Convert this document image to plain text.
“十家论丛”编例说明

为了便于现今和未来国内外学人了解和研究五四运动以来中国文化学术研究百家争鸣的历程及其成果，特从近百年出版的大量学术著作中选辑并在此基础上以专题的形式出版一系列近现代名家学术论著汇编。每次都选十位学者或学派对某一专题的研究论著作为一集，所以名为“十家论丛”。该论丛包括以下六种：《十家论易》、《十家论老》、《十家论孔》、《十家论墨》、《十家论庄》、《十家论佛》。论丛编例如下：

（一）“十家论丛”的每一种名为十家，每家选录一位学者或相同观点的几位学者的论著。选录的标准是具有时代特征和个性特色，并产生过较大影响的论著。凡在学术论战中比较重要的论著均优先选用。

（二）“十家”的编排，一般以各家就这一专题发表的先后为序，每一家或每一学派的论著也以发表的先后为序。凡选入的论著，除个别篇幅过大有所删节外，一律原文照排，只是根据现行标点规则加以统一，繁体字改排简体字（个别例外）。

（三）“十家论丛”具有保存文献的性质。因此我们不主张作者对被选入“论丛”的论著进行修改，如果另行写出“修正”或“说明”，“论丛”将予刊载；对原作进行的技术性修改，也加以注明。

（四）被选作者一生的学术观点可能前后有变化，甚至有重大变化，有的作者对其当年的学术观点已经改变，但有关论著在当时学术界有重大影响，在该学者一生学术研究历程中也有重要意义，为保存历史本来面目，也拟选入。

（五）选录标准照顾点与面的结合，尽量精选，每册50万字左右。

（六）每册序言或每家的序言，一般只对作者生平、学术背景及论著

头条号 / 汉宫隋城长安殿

· · · · · · ·

■ Task details: Please set down all the data word for word.

■ Solution:
Convert this document image to plain text.
“十家论丛”编例说明

为了便于现今和未来国内外学人了解和研究五四运动以来中国文化学术研究百家争鸣的历程及其成果，特从近百年出版的大量学术著作中选辑并在此基础上以专题的形式出版一系列近现代名家学术论著汇编。每次都选十位学者或学派对某一专题的研究论著作为一集，所以名为“十家论丛”。该论丛包括以下六种：《十家论易》、《十家论老》、《十家论孔》、《十家论墨》、《十家论庄》、《十家论佛》。论丛编例如下：

（一）“十家论丛”的每一种名为十家，每家选录一位学者或相同观点的几位学者的论著。选录的标准是具有时代特征和个性特色，并产生过较大影响的论著。凡在学术论战中比较重要的论著均优先选用。

（二）“十家”的编排，一般以各家就这一专题发表的先后为序，每一家或每一学派的论著也以发表的先后为序。凡选入的论著，除个别篇幅过大有所删节外，一律原文照排，只是根据现行标点规则加以统一，繁体字改排简体字（个别例外）。

（三）“十家论丛”具有保存文献的性质。因此我们不主张作者对被选入“论丛”的论著进行修改，如果另行写出“修正”或“说明”，“论丛”将予刊载；对原作进行的技术性修改，也加以注明。

（四）被选作者一生的学术观点可能前后有变化，甚至有重大变化，有的作者对其当年的学术观点已经改变，但有关论著在当时学术界有重大影响，在该学者一生学术研究历程中也有重要意义，为保存历史本来面目，也拟选入。

（五）选录标准照顾点与面的结合，尽量精选，每册50万字左右。

（六）每册序言或每家的序言，一般只对作者生平、学术背景及论著

头条号 / 汉宫隋城长安殿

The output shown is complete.